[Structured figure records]
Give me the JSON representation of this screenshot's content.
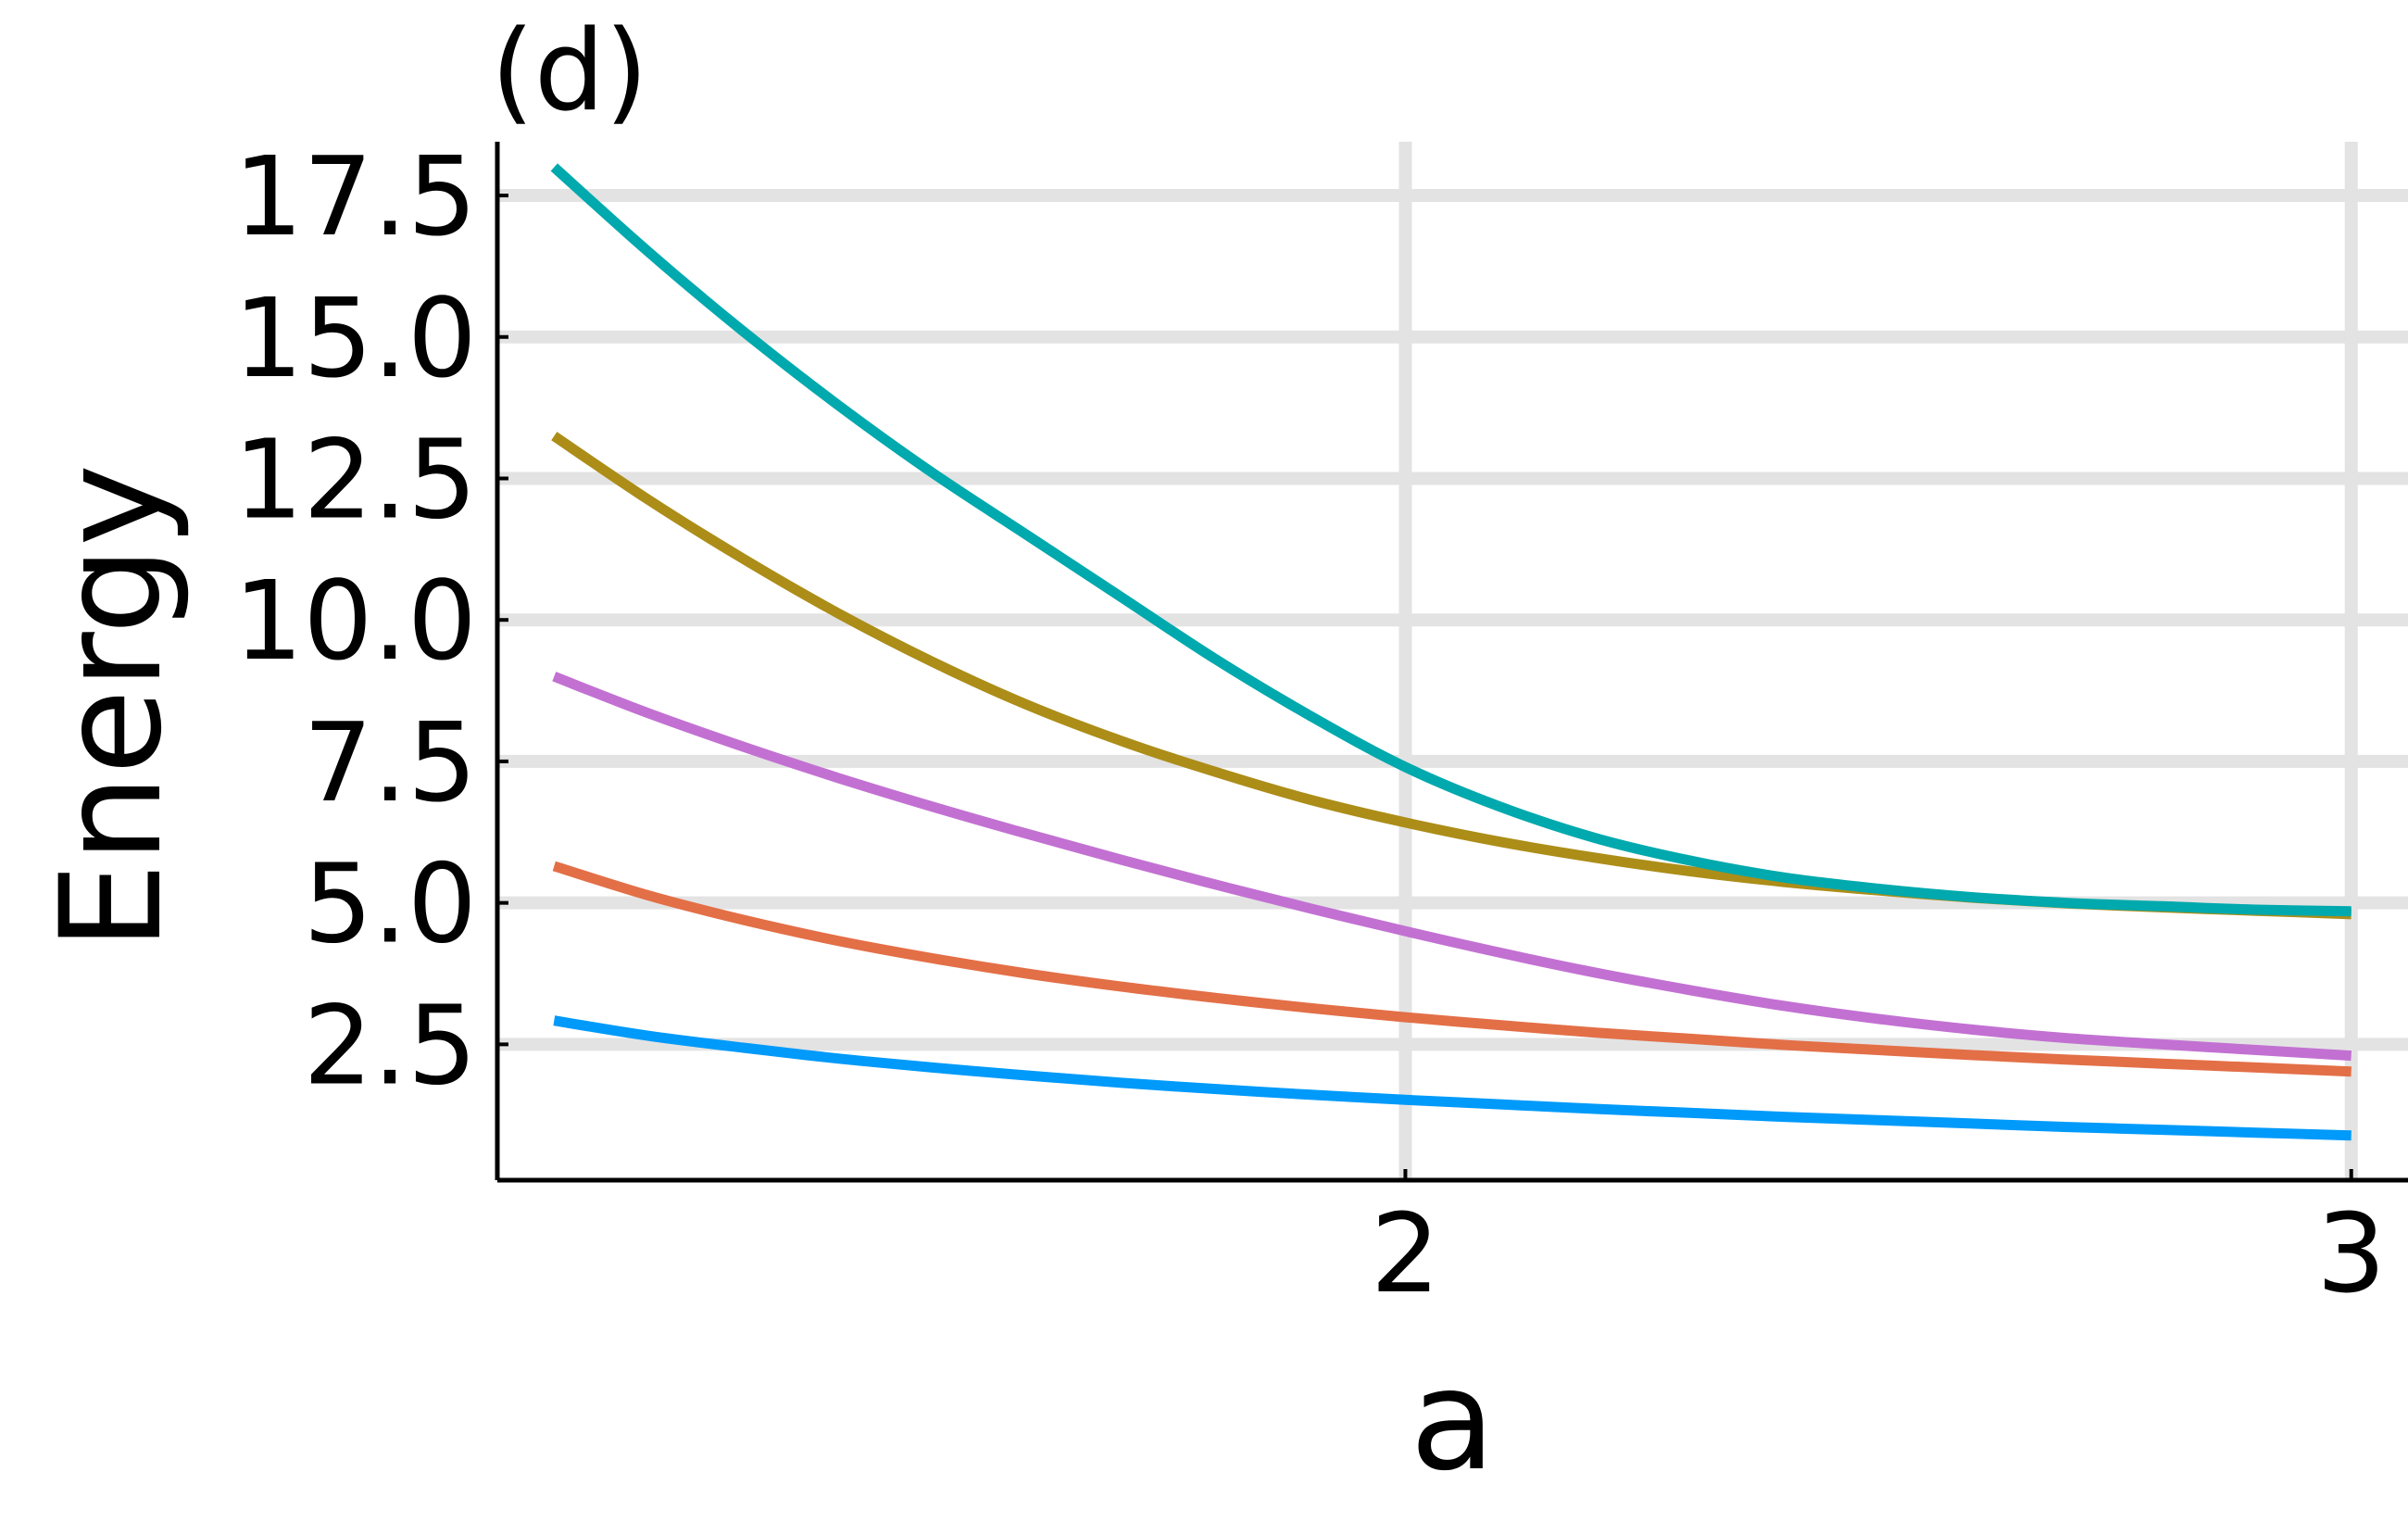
{
  "chart_data": {
    "type": "line",
    "title": "(d)",
    "xlabel": "a",
    "ylabel": "Energy",
    "xlim": [
      1.04,
      3.06
    ],
    "ylim": [
      0.1,
      18.45
    ],
    "x_ticks": [
      {
        "value": 2,
        "label": "2"
      },
      {
        "value": 3,
        "label": "3"
      }
    ],
    "y_ticks": [
      {
        "value": 2.5,
        "label": "2.5"
      },
      {
        "value": 5.0,
        "label": "5.0"
      },
      {
        "value": 7.5,
        "label": "7.5"
      },
      {
        "value": 10.0,
        "label": "10.0"
      },
      {
        "value": 12.5,
        "label": "12.5"
      },
      {
        "value": 15.0,
        "label": "15.0"
      },
      {
        "value": 17.5,
        "label": "17.5"
      }
    ],
    "grid": true,
    "legend": "none",
    "x": [
      1.1,
      1.2,
      1.3,
      1.4,
      1.5,
      1.6,
      1.7,
      1.8,
      1.9,
      2.0,
      2.1,
      2.2,
      2.3,
      2.4,
      2.5,
      2.6,
      2.7,
      2.8,
      2.9,
      3.0
    ],
    "series": [
      {
        "color": "#009AFA",
        "values": [
          2.92,
          2.65,
          2.44,
          2.25,
          2.09,
          1.95,
          1.82,
          1.71,
          1.61,
          1.52,
          1.44,
          1.36,
          1.29,
          1.22,
          1.16,
          1.1,
          1.04,
          0.99,
          0.94,
          0.89
        ]
      },
      {
        "color": "#E36F47",
        "values": [
          5.65,
          5.13,
          4.7,
          4.33,
          4.02,
          3.75,
          3.52,
          3.32,
          3.14,
          2.98,
          2.84,
          2.71,
          2.6,
          2.49,
          2.4,
          2.31,
          2.23,
          2.16,
          2.09,
          2.02
        ]
      },
      {
        "color": "#C271D2",
        "values": [
          9.0,
          8.35,
          7.76,
          7.21,
          6.7,
          6.22,
          5.76,
          5.32,
          4.9,
          4.5,
          4.12,
          3.77,
          3.46,
          3.18,
          2.95,
          2.76,
          2.61,
          2.5,
          2.4,
          2.3
        ]
      },
      {
        "color": "#AC8D18",
        "values": [
          13.25,
          12.12,
          11.08,
          10.12,
          9.26,
          8.5,
          7.86,
          7.31,
          6.82,
          6.42,
          6.08,
          5.8,
          5.56,
          5.37,
          5.22,
          5.09,
          4.99,
          4.92,
          4.86,
          4.8
        ]
      },
      {
        "color": "#00A9AD",
        "values": [
          18.0,
          16.5,
          15.1,
          13.8,
          12.6,
          11.5,
          10.4,
          9.3,
          8.3,
          7.4,
          6.7,
          6.15,
          5.75,
          5.45,
          5.25,
          5.1,
          5.0,
          4.94,
          4.88,
          4.85
        ]
      }
    ]
  }
}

PROBLEM:
Using the material above, copy every line in which the string "color" occurs.

EXERCISE ANSWER:
        "color": "#009AFA",
        "color": "#E36F47",
        "color": "#C271D2",
        "color": "#AC8D18",
        "color": "#00A9AD",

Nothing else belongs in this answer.